━━━ RECORDS FOR THIS TASK ━━━
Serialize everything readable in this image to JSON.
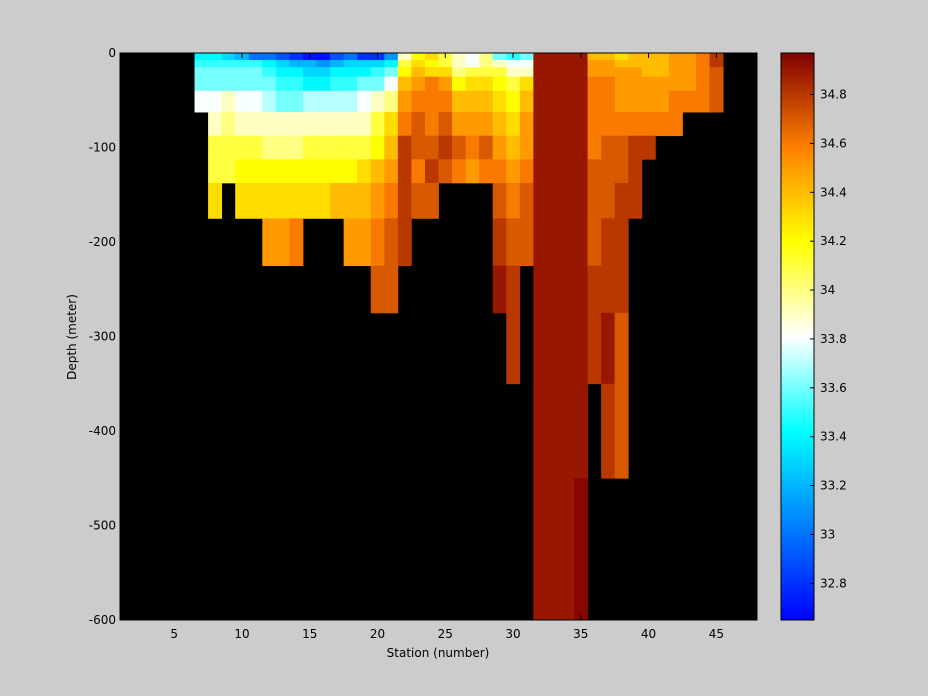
{
  "chart_data": {
    "type": "heatmap",
    "title": "",
    "xlabel": "Station (number)",
    "ylabel": "Depth (meter)",
    "xlim": [
      1,
      48
    ],
    "ylim": [
      -600,
      0
    ],
    "x_ticks": [
      "5",
      "10",
      "15",
      "20",
      "25",
      "30",
      "35",
      "40",
      "45"
    ],
    "x_tick_values": [
      5,
      10,
      15,
      20,
      25,
      30,
      35,
      40,
      45
    ],
    "y_ticks": [
      "0",
      "-100",
      "-200",
      "-300",
      "-400",
      "-500",
      "-600"
    ],
    "y_tick_values": [
      0,
      -100,
      -200,
      -300,
      -400,
      -500,
      -600
    ],
    "background_color": "#000000",
    "colorbar": {
      "range": [
        32.65,
        34.97
      ],
      "colormap": "jet",
      "ticks": [
        "32.8",
        "33",
        "33.2",
        "33.4",
        "33.6",
        "33.8",
        "34",
        "34.2",
        "34.4",
        "34.6",
        "34.8"
      ],
      "tick_values": [
        32.8,
        33.0,
        33.2,
        33.4,
        33.6,
        33.8,
        34.0,
        34.2,
        34.4,
        34.6,
        34.8
      ]
    },
    "station_x": [
      7,
      8,
      9,
      10,
      11,
      12,
      13,
      14,
      15,
      16,
      17,
      18,
      19,
      20,
      21,
      22,
      23,
      24,
      25,
      26,
      27,
      28,
      29,
      30,
      31,
      32,
      33,
      34,
      35,
      36,
      37,
      38,
      39,
      40,
      41,
      42,
      43,
      44,
      45
    ],
    "depth_levels": [
      -5,
      -10,
      -20,
      -30,
      -50,
      -75,
      -100,
      -125,
      -150,
      -200,
      -250,
      -300,
      -400,
      -500,
      -600
    ],
    "salinity_columns": [
      [
        33.4,
        33.5,
        33.6,
        33.6,
        33.8
      ],
      [
        33.4,
        33.5,
        33.6,
        33.6,
        33.8,
        33.9,
        34.1,
        34.1,
        34.3
      ],
      [
        33.3,
        33.5,
        33.6,
        33.6,
        33.9,
        34.0,
        34.1,
        34.1
      ],
      [
        33.2,
        33.5,
        33.6,
        33.6,
        33.8,
        33.9,
        34.1,
        34.2,
        34.3
      ],
      [
        33.0,
        33.5,
        33.6,
        33.6,
        33.8,
        33.9,
        34.1,
        34.2,
        34.3
      ],
      [
        33.0,
        33.4,
        33.5,
        33.6,
        33.7,
        33.9,
        34.0,
        34.2,
        34.3,
        34.5
      ],
      [
        32.9,
        33.3,
        33.4,
        33.5,
        33.6,
        33.9,
        34.0,
        34.2,
        34.3,
        34.5
      ],
      [
        32.8,
        33.2,
        33.4,
        33.5,
        33.6,
        33.9,
        34.0,
        34.2,
        34.3,
        34.6
      ],
      [
        32.7,
        33.2,
        33.3,
        33.4,
        33.7,
        33.9,
        34.1,
        34.2,
        34.3
      ],
      [
        32.7,
        33.1,
        33.3,
        33.4,
        33.7,
        33.9,
        34.1,
        34.2,
        34.3
      ],
      [
        32.9,
        33.2,
        33.4,
        33.5,
        33.7,
        33.9,
        34.1,
        34.2,
        34.4
      ],
      [
        33.0,
        33.3,
        33.4,
        33.5,
        33.7,
        33.9,
        34.1,
        34.2,
        34.4,
        34.5
      ],
      [
        32.8,
        33.3,
        33.4,
        33.6,
        33.8,
        33.9,
        34.1,
        34.3,
        34.4,
        34.5
      ],
      [
        32.8,
        33.3,
        33.5,
        33.6,
        33.9,
        34.1,
        34.2,
        34.4,
        34.5,
        34.6,
        34.7
      ],
      [
        33.1,
        33.4,
        33.6,
        33.8,
        34.0,
        34.3,
        34.4,
        34.5,
        34.6,
        34.7,
        34.7
      ],
      [
        33.9,
        34.1,
        34.2,
        34.4,
        34.5,
        34.6,
        34.8,
        34.8,
        34.8,
        34.8
      ],
      [
        34.2,
        34.3,
        34.4,
        34.5,
        34.6,
        34.7,
        34.7,
        34.6,
        34.7
      ],
      [
        34.3,
        34.2,
        34.3,
        34.6,
        34.6,
        34.6,
        34.7,
        34.8,
        34.7
      ],
      [
        34.1,
        34.1,
        34.3,
        34.5,
        34.6,
        34.7,
        34.8,
        34.7
      ],
      [
        33.9,
        33.9,
        34.0,
        34.2,
        34.4,
        34.5,
        34.7,
        34.6
      ],
      [
        33.8,
        33.8,
        34.1,
        34.3,
        34.4,
        34.5,
        34.6,
        34.5
      ],
      [
        34.0,
        34.0,
        34.1,
        34.3,
        34.4,
        34.5,
        34.7,
        34.6
      ],
      [
        33.6,
        33.9,
        34.1,
        34.2,
        34.3,
        34.4,
        34.5,
        34.6,
        34.7,
        34.8,
        34.9
      ],
      [
        33.5,
        33.8,
        33.9,
        34.1,
        34.2,
        34.3,
        34.4,
        34.5,
        34.6,
        34.7,
        34.8,
        34.8
      ],
      [
        33.6,
        33.8,
        33.9,
        34.3,
        34.4,
        34.5,
        34.5,
        34.6,
        34.7,
        34.7
      ],
      [
        34.9,
        34.9,
        34.9,
        34.9,
        34.9,
        34.9,
        34.9,
        34.9,
        34.9,
        34.9,
        34.9,
        34.9,
        34.9,
        34.9,
        34.9
      ],
      [
        34.9,
        34.9,
        34.9,
        34.9,
        34.9,
        34.9,
        34.9,
        34.9,
        34.9,
        34.9,
        34.9,
        34.9,
        34.9,
        34.9,
        34.9
      ],
      [
        34.9,
        34.9,
        34.9,
        34.9,
        34.9,
        34.9,
        34.9,
        34.9,
        34.9,
        34.9,
        34.9,
        34.9,
        34.9,
        34.9,
        34.9
      ],
      [
        34.9,
        34.9,
        34.9,
        34.9,
        34.9,
        34.9,
        34.9,
        34.9,
        34.9,
        34.9,
        34.9,
        34.9,
        34.9,
        34.95,
        34.95
      ],
      [
        34.4,
        34.5,
        34.5,
        34.6,
        34.6,
        34.6,
        34.6,
        34.7,
        34.7,
        34.7,
        34.8,
        34.8
      ],
      [
        34.4,
        34.5,
        34.5,
        34.6,
        34.6,
        34.6,
        34.7,
        34.7,
        34.7,
        34.8,
        34.8,
        34.9,
        34.8
      ],
      [
        34.3,
        34.4,
        34.5,
        34.5,
        34.5,
        34.6,
        34.7,
        34.7,
        34.8,
        34.8,
        34.8,
        34.7,
        34.7
      ],
      [
        34.4,
        34.4,
        34.5,
        34.5,
        34.5,
        34.6,
        34.8,
        34.8,
        34.8
      ],
      [
        34.4,
        34.4,
        34.4,
        34.5,
        34.5,
        34.6,
        34.8
      ],
      [
        34.4,
        34.4,
        34.4,
        34.5,
        34.5,
        34.6
      ],
      [
        34.5,
        34.5,
        34.5,
        34.5,
        34.6,
        34.6
      ],
      [
        34.5,
        34.5,
        34.5,
        34.5,
        34.6
      ],
      [
        34.6,
        34.6,
        34.6,
        34.6,
        34.6
      ],
      [
        34.8,
        34.8,
        34.7,
        34.7,
        34.7
      ]
    ]
  }
}
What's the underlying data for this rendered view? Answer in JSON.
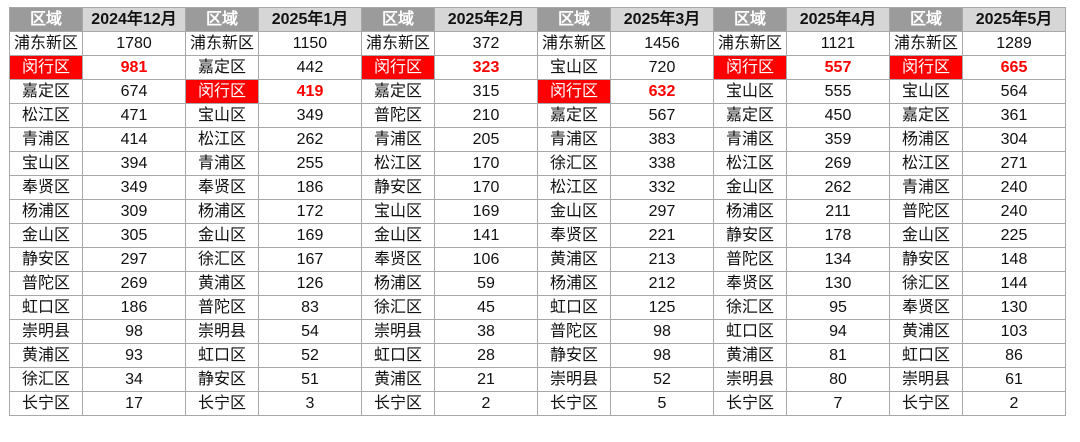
━━━
→ **JOB**:
Every record above should come back exactly, but without its pictures.

→ **ANSWER TO THE TASK**:
Serialize everything readable in this image to JSON.
{
  "chart_data": {
    "type": "heatmap",
    "title": "",
    "xlabel": "Station (number)",
    "ylabel": "Depth (meter)",
    "xlim": [
      1,
      48
    ],
    "ylim": [
      -600,
      0
    ],
    "x_ticks": [
      "5",
      "10",
      "15",
      "20",
      "25",
      "30",
      "35",
      "40",
      "45"
    ],
    "x_tick_values": [
      5,
      10,
      15,
      20,
      25,
      30,
      35,
      40,
      45
    ],
    "y_ticks": [
      "0",
      "-100",
      "-200",
      "-300",
      "-400",
      "-500",
      "-600"
    ],
    "y_tick_values": [
      0,
      -100,
      -200,
      -300,
      -400,
      -500,
      -600
    ],
    "background_color": "#000000",
    "colorbar": {
      "range": [
        32.65,
        34.97
      ],
      "colormap": "jet",
      "ticks": [
        "32.8",
        "33",
        "33.2",
        "33.4",
        "33.6",
        "33.8",
        "34",
        "34.2",
        "34.4",
        "34.6",
        "34.8"
      ],
      "tick_values": [
        32.8,
        33.0,
        33.2,
        33.4,
        33.6,
        33.8,
        34.0,
        34.2,
        34.4,
        34.6,
        34.8
      ]
    },
    "station_x": [
      7,
      8,
      9,
      10,
      11,
      12,
      13,
      14,
      15,
      16,
      17,
      18,
      19,
      20,
      21,
      22,
      23,
      24,
      25,
      26,
      27,
      28,
      29,
      30,
      31,
      32,
      33,
      34,
      35,
      36,
      37,
      38,
      39,
      40,
      41,
      42,
      43,
      44,
      45
    ],
    "depth_levels": [
      -5,
      -10,
      -20,
      -30,
      -50,
      -75,
      -100,
      -125,
      -150,
      -200,
      -250,
      -300,
      -400,
      -500,
      -600
    ],
    "salinity_columns": [
      [
        33.4,
        33.5,
        33.6,
        33.6,
        33.8
      ],
      [
        33.4,
        33.5,
        33.6,
        33.6,
        33.8,
        33.9,
        34.1,
        34.1,
        34.3
      ],
      [
        33.3,
        33.5,
        33.6,
        33.6,
        33.9,
        34.0,
        34.1,
        34.1
      ],
      [
        33.2,
        33.5,
        33.6,
        33.6,
        33.8,
        33.9,
        34.1,
        34.2,
        34.3
      ],
      [
        33.0,
        33.5,
        33.6,
        33.6,
        33.8,
        33.9,
        34.1,
        34.2,
        34.3
      ],
      [
        33.0,
        33.4,
        33.5,
        33.6,
        33.7,
        33.9,
        34.0,
        34.2,
        34.3,
        34.5
      ],
      [
        32.9,
        33.3,
        33.4,
        33.5,
        33.6,
        33.9,
        34.0,
        34.2,
        34.3,
        34.5
      ],
      [
        32.8,
        33.2,
        33.4,
        33.5,
        33.6,
        33.9,
        34.0,
        34.2,
        34.3,
        34.6
      ],
      [
        32.7,
        33.2,
        33.3,
        33.4,
        33.7,
        33.9,
        34.1,
        34.2,
        34.3
      ],
      [
        32.7,
        33.1,
        33.3,
        33.4,
        33.7,
        33.9,
        34.1,
        34.2,
        34.3
      ],
      [
        32.9,
        33.2,
        33.4,
        33.5,
        33.7,
        33.9,
        34.1,
        34.2,
        34.4
      ],
      [
        33.0,
        33.3,
        33.4,
        33.5,
        33.7,
        33.9,
        34.1,
        34.2,
        34.4,
        34.5
      ],
      [
        32.8,
        33.3,
        33.4,
        33.6,
        33.8,
        33.9,
        34.1,
        34.3,
        34.4,
        34.5
      ],
      [
        32.8,
        33.3,
        33.5,
        33.6,
        33.9,
        34.1,
        34.2,
        34.4,
        34.5,
        34.6,
        34.7
      ],
      [
        33.1,
        33.4,
        33.6,
        33.8,
        34.0,
        34.3,
        34.4,
        34.5,
        34.6,
        34.7,
        34.7
      ],
      [
        33.9,
        34.1,
        34.2,
        34.4,
        34.5,
        34.6,
        34.8,
        34.8,
        34.8,
        34.8
      ],
      [
        34.2,
        34.3,
        34.4,
        34.5,
        34.6,
        34.7,
        34.7,
        34.6,
        34.7
      ],
      [
        34.3,
        34.2,
        34.3,
        34.6,
        34.6,
        34.6,
        34.7,
        34.8,
        34.7
      ],
      [
        34.1,
        34.1,
        34.3,
        34.5,
        34.6,
        34.7,
        34.8,
        34.7
      ],
      [
        33.9,
        33.9,
        34.0,
        34.2,
        34.4,
        34.5,
        34.7,
        34.6
      ],
      [
        33.8,
        33.8,
        34.1,
        34.3,
        34.4,
        34.5,
        34.6,
        34.5
      ],
      [
        34.0,
        34.0,
        34.1,
        34.3,
        34.4,
        34.5,
        34.7,
        34.6
      ],
      [
        33.6,
        33.9,
        34.1,
        34.2,
        34.3,
        34.4,
        34.5,
        34.6,
        34.7,
        34.8,
        34.9
      ],
      [
        33.5,
        33.8,
        33.9,
        34.1,
        34.2,
        34.3,
        34.4,
        34.5,
        34.6,
        34.7,
        34.8,
        34.8
      ],
      [
        33.6,
        33.8,
        33.9,
        34.3,
        34.4,
        34.5,
        34.5,
        34.6,
        34.7,
        34.7
      ],
      [
        34.9,
        34.9,
        34.9,
        34.9,
        34.9,
        34.9,
        34.9,
        34.9,
        34.9,
        34.9,
        34.9,
        34.9,
        34.9,
        34.9,
        34.9
      ],
      [
        34.9,
        34.9,
        34.9,
        34.9,
        34.9,
        34.9,
        34.9,
        34.9,
        34.9,
        34.9,
        34.9,
        34.9,
        34.9,
        34.9,
        34.9
      ],
      [
        34.9,
        34.9,
        34.9,
        34.9,
        34.9,
        34.9,
        34.9,
        34.9,
        34.9,
        34.9,
        34.9,
        34.9,
        34.9,
        34.9,
        34.9
      ],
      [
        34.9,
        34.9,
        34.9,
        34.9,
        34.9,
        34.9,
        34.9,
        34.9,
        34.9,
        34.9,
        34.9,
        34.9,
        34.9,
        34.95,
        34.95
      ],
      [
        34.4,
        34.5,
        34.5,
        34.6,
        34.6,
        34.6,
        34.6,
        34.7,
        34.7,
        34.7,
        34.8,
        34.8
      ],
      [
        34.4,
        34.5,
        34.5,
        34.6,
        34.6,
        34.6,
        34.7,
        34.7,
        34.7,
        34.8,
        34.8,
        34.9,
        34.8
      ],
      [
        34.3,
        34.4,
        34.5,
        34.5,
        34.5,
        34.6,
        34.7,
        34.7,
        34.8,
        34.8,
        34.8,
        34.7,
        34.7
      ],
      [
        34.4,
        34.4,
        34.5,
        34.5,
        34.5,
        34.6,
        34.8,
        34.8,
        34.8
      ],
      [
        34.4,
        34.4,
        34.4,
        34.5,
        34.5,
        34.6,
        34.8
      ],
      [
        34.4,
        34.4,
        34.4,
        34.5,
        34.5,
        34.6
      ],
      [
        34.5,
        34.5,
        34.5,
        34.5,
        34.6,
        34.6
      ],
      [
        34.5,
        34.5,
        34.5,
        34.5,
        34.6
      ],
      [
        34.6,
        34.6,
        34.6,
        34.6,
        34.6
      ],
      [
        34.8,
        34.8,
        34.7,
        34.7,
        34.7
      ]
    ]
  }
}
What's the underlying data for this rendered view? Answer in JSON.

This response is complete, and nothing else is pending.